EXERCISE REQUIREMENTS - Gather, from the data below, each line in which the word "veniam" occurs.

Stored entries
- - - -

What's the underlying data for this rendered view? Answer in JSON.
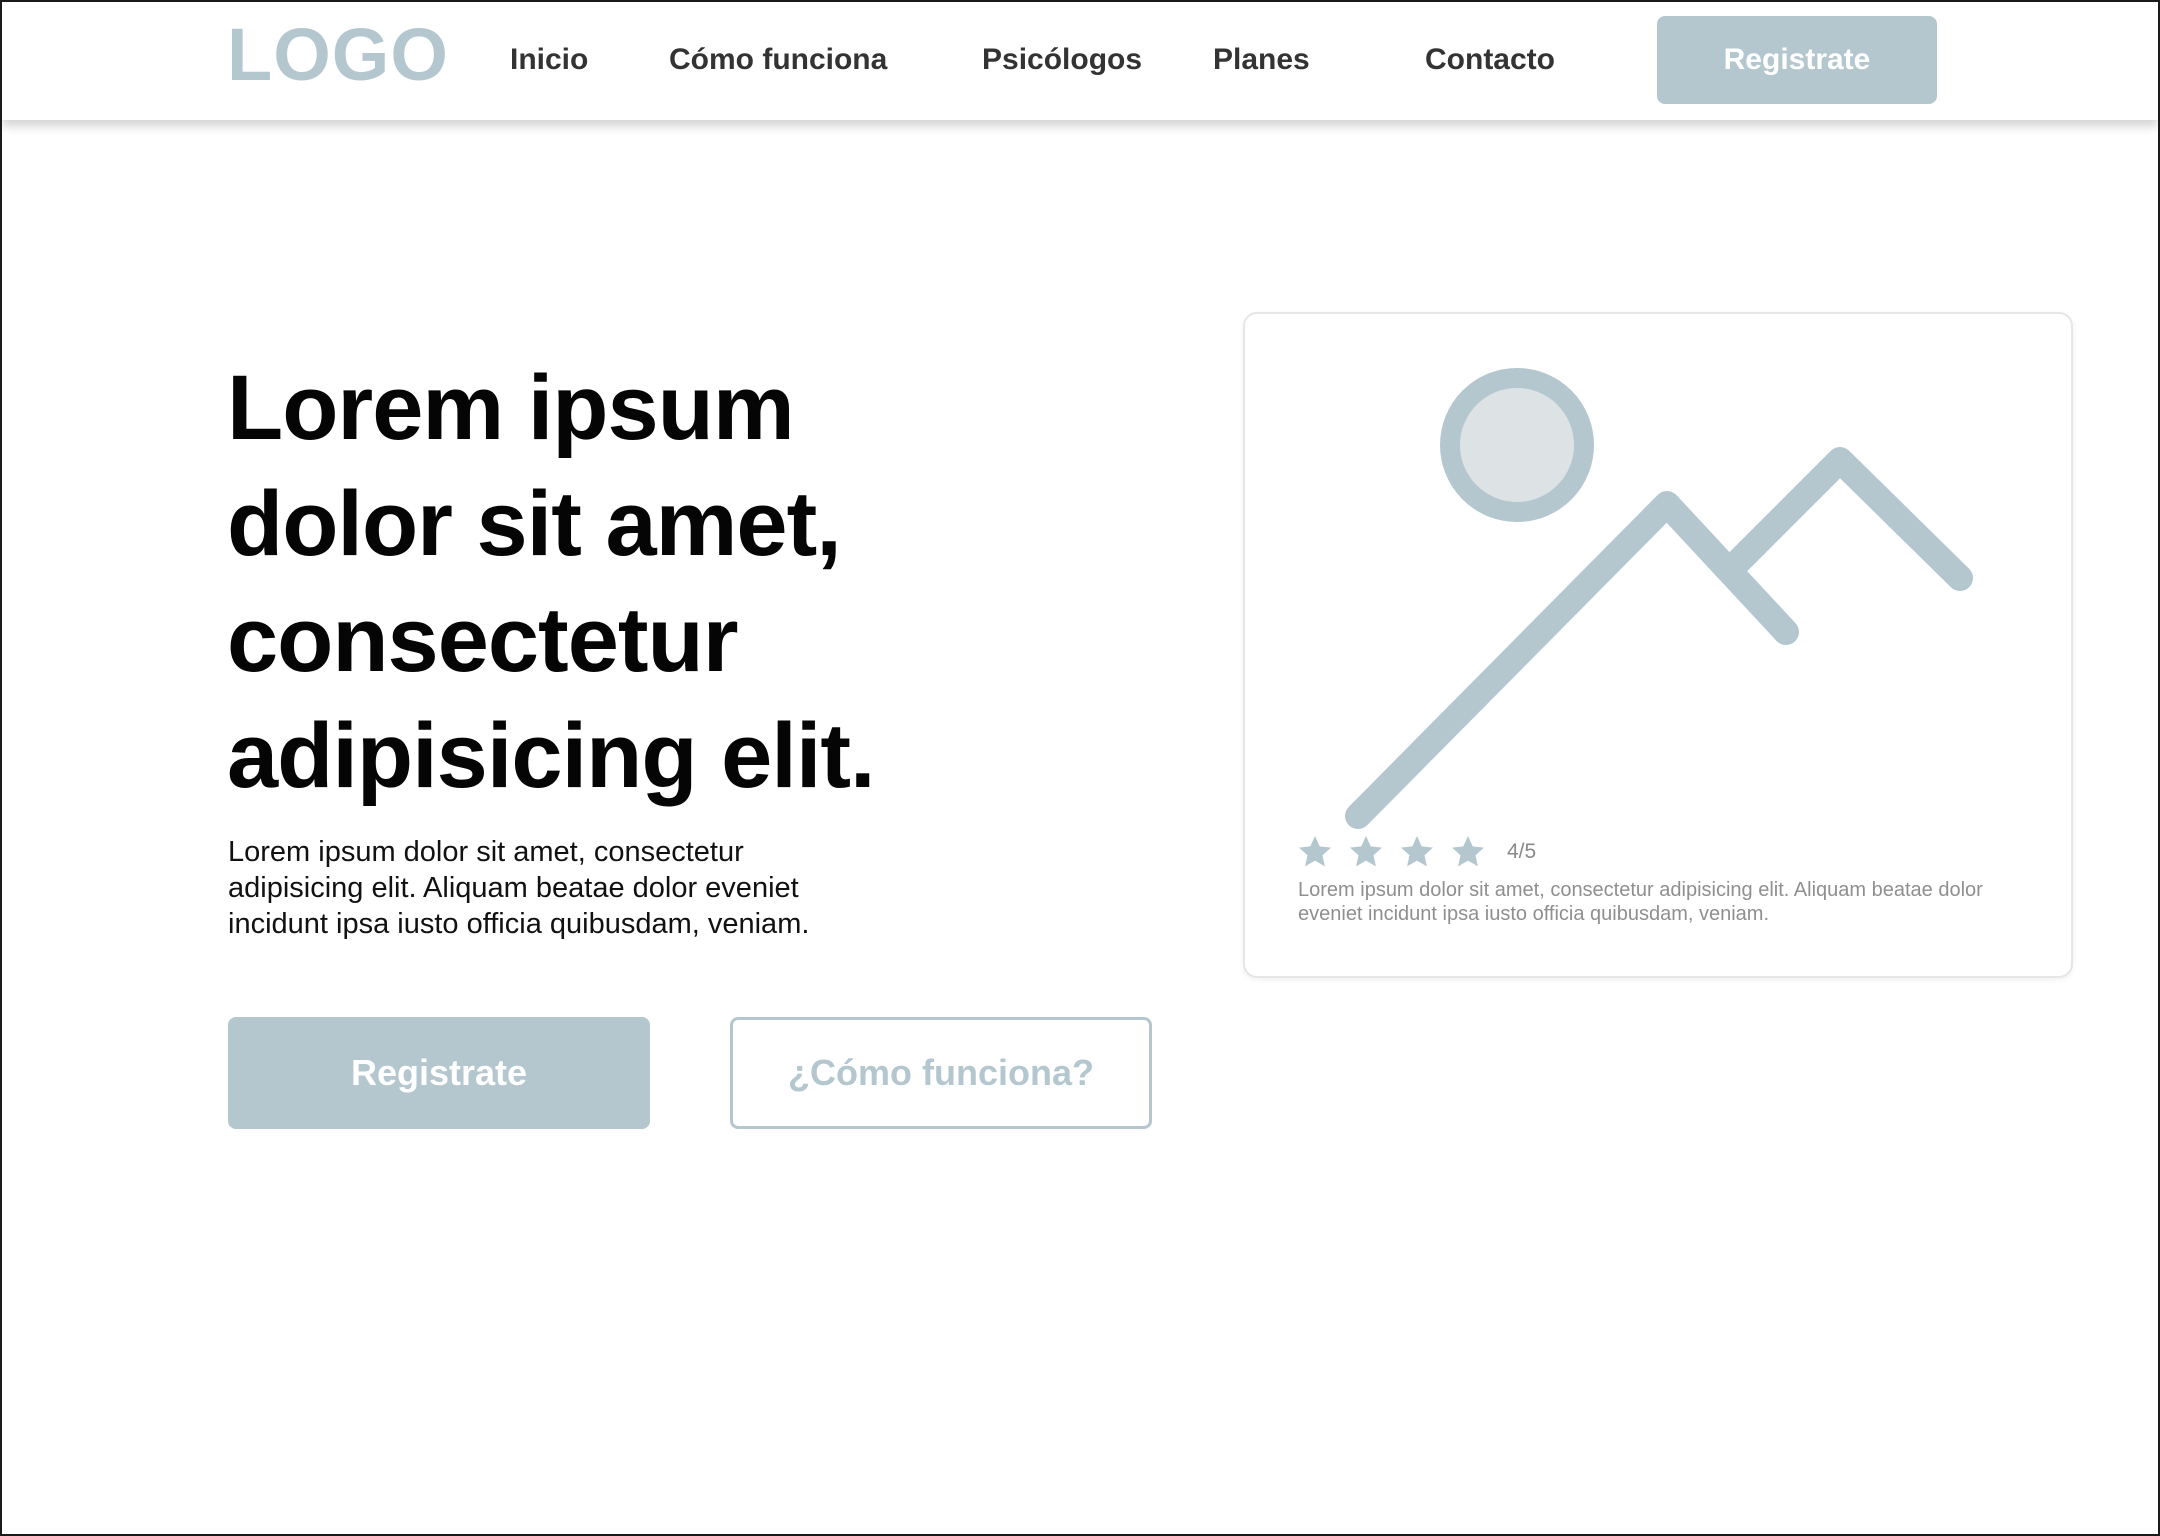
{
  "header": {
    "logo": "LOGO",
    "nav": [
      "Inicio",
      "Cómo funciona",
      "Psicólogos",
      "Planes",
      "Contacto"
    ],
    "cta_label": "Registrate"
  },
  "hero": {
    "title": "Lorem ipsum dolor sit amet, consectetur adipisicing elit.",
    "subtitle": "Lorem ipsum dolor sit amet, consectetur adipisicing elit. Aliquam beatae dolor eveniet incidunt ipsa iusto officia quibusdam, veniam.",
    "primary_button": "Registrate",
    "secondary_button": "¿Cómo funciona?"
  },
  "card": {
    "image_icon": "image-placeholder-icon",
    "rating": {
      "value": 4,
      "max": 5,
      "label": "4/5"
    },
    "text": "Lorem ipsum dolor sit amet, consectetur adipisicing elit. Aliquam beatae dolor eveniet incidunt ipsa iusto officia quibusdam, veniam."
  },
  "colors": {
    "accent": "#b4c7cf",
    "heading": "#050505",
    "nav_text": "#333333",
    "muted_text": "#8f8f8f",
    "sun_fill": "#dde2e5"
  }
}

- - - -

RESPONSE TO THIS EXERCISE -
    "subtitle": "Lorem ipsum dolor sit amet, consectetur adipisicing elit. Aliquam beatae dolor eveniet incidunt ipsa iusto officia quibusdam, veniam.",
    "text": "Lorem ipsum dolor sit amet, consectetur adipisicing elit. Aliquam beatae dolor eveniet incidunt ipsa iusto officia quibusdam, veniam."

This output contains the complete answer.